─── Supplied records ───
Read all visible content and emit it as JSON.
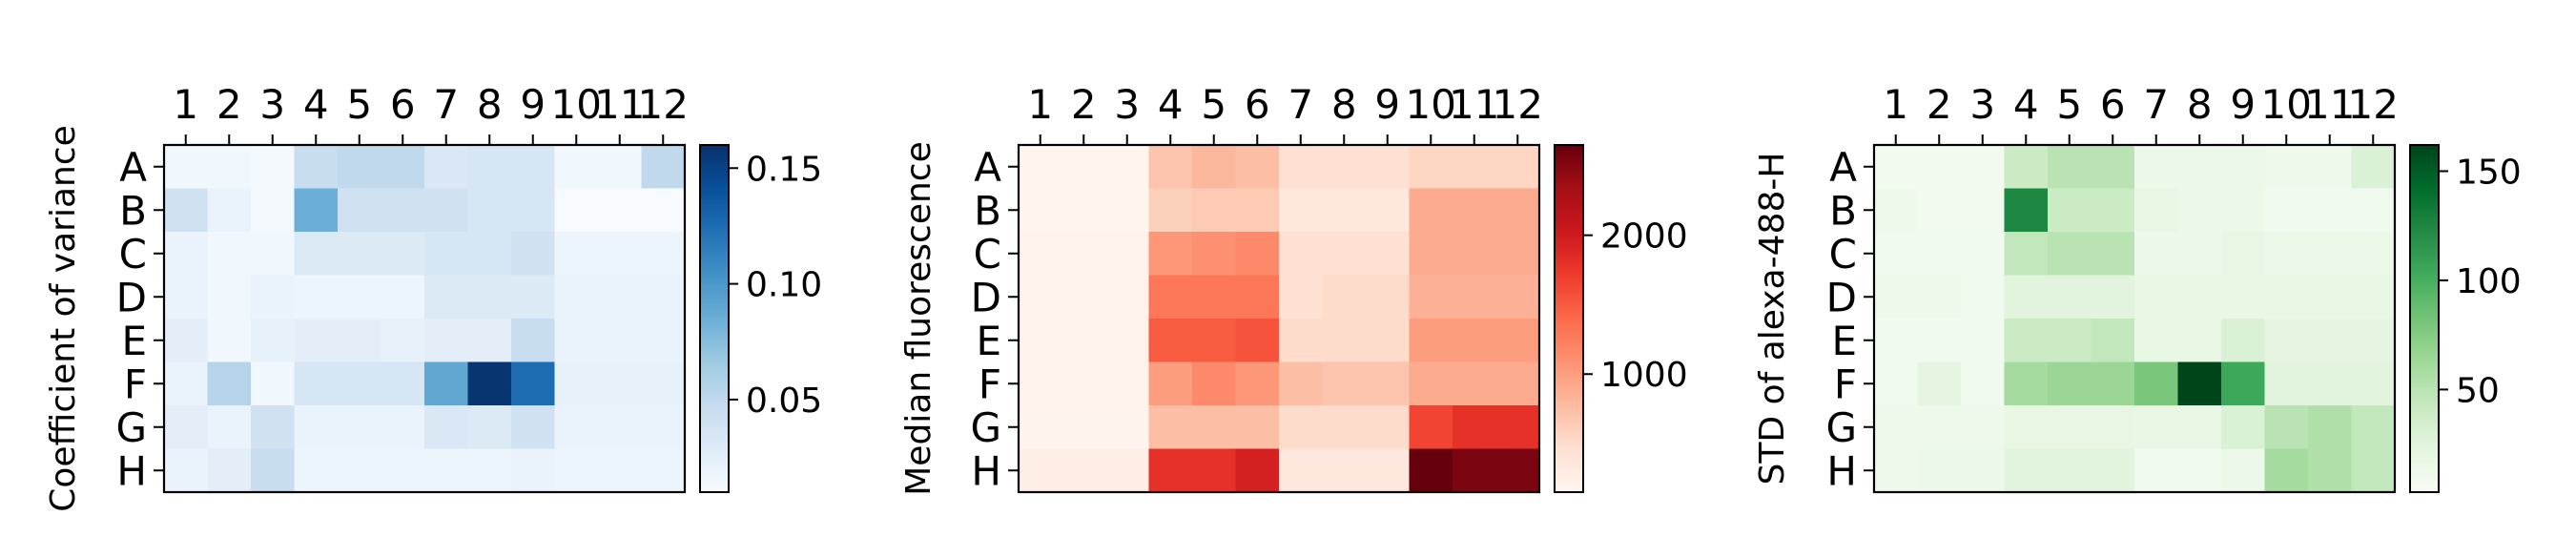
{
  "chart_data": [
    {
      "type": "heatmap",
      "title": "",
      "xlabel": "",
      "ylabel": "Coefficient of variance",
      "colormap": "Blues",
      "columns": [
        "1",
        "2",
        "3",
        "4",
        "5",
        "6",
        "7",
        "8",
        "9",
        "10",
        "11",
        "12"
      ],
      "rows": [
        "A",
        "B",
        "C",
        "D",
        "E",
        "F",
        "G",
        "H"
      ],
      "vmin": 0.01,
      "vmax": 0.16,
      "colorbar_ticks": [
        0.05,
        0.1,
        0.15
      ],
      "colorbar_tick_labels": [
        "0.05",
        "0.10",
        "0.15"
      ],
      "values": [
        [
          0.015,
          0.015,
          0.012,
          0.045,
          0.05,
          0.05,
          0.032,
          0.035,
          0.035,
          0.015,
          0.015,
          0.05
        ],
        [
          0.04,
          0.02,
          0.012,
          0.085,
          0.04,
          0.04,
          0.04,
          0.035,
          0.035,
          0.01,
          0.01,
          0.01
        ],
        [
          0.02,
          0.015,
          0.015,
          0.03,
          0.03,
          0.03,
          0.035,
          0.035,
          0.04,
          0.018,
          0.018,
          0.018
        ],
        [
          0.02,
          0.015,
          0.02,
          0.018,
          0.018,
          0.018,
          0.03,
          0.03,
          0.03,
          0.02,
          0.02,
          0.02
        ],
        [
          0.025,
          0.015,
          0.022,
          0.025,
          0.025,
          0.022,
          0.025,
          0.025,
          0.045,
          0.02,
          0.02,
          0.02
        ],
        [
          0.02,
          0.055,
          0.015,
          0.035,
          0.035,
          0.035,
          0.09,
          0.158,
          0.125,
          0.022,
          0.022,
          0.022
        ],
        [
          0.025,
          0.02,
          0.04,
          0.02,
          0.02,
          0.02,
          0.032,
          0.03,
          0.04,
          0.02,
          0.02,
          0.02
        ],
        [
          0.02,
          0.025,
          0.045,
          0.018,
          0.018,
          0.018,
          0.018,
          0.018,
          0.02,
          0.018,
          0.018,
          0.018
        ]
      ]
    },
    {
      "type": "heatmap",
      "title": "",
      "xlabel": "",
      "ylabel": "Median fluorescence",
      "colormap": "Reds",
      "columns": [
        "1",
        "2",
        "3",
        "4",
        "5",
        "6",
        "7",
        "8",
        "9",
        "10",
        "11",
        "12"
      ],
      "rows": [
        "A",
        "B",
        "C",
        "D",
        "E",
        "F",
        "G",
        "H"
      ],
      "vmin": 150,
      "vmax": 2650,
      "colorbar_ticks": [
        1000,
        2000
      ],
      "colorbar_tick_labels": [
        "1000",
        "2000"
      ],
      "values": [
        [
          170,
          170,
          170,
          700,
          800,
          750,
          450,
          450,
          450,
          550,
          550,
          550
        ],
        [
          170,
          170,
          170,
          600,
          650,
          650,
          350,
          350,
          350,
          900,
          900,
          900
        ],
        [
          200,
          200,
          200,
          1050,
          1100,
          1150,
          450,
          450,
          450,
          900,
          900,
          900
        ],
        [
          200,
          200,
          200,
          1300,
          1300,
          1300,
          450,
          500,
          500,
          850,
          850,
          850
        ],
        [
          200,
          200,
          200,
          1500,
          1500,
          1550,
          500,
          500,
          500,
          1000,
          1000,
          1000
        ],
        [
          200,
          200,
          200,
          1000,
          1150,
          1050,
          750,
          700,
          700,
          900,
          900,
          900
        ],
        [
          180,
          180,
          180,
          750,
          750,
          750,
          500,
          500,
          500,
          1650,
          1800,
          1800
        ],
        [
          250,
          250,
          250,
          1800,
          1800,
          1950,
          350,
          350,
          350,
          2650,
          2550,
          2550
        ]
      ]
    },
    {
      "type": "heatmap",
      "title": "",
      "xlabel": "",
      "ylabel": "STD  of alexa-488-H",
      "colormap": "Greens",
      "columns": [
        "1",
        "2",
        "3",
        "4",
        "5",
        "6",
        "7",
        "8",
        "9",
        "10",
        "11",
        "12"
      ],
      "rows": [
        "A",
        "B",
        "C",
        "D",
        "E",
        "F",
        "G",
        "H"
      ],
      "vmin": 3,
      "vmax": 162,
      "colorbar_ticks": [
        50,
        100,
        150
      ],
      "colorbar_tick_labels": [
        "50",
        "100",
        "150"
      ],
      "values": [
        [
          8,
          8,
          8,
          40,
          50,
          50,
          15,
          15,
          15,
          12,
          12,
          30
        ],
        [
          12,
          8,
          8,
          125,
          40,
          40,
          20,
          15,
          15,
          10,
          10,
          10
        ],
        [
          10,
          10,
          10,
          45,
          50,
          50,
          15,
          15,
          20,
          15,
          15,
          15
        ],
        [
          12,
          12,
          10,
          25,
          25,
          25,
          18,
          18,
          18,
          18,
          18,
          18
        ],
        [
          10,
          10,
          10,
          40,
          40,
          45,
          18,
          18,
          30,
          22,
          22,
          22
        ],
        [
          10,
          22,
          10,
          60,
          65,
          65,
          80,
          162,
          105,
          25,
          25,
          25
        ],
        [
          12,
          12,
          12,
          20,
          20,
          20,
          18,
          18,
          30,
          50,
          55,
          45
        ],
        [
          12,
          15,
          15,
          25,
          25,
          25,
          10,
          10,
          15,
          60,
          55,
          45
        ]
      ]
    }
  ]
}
───
─── Supplied records ───
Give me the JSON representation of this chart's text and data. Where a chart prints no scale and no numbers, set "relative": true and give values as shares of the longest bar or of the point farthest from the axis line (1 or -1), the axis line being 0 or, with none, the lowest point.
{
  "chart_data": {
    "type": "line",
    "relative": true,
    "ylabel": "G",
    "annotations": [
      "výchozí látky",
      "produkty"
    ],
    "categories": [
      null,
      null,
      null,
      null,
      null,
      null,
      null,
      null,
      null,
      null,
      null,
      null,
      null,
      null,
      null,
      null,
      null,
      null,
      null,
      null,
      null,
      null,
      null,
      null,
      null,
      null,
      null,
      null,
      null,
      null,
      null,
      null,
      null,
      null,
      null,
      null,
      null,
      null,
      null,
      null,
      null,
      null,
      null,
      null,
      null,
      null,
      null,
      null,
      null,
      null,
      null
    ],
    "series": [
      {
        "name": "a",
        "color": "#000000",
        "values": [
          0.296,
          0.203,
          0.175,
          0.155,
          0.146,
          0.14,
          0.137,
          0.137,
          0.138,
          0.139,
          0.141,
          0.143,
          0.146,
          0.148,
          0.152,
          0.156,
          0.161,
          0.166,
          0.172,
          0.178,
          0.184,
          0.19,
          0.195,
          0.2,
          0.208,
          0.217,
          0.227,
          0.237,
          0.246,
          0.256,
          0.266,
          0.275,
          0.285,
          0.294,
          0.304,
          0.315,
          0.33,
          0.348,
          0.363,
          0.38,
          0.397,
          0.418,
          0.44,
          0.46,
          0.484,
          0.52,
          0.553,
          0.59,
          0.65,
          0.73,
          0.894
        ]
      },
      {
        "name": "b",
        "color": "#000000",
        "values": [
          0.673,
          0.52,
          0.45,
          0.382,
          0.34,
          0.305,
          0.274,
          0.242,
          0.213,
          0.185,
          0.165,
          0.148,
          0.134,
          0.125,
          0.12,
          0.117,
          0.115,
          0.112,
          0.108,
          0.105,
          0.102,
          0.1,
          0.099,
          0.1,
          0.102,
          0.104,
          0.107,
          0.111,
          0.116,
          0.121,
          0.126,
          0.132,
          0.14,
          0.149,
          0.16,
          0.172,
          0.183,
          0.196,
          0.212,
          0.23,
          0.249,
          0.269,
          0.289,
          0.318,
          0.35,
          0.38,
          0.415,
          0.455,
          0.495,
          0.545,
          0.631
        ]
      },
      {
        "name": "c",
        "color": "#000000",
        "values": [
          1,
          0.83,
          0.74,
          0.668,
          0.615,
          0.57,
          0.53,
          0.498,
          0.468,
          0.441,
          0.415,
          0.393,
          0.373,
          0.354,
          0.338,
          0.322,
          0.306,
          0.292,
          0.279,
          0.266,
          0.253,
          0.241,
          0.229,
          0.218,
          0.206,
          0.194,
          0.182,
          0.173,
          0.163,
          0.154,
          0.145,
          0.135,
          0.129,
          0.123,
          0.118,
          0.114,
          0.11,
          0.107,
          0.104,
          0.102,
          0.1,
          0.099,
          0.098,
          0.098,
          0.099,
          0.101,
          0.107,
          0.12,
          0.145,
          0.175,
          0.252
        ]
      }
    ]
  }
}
───
* [To be done]:
Only the number is wanted: how many lines of the material contain the word "relative"?

* [Answer to the exercise]:
2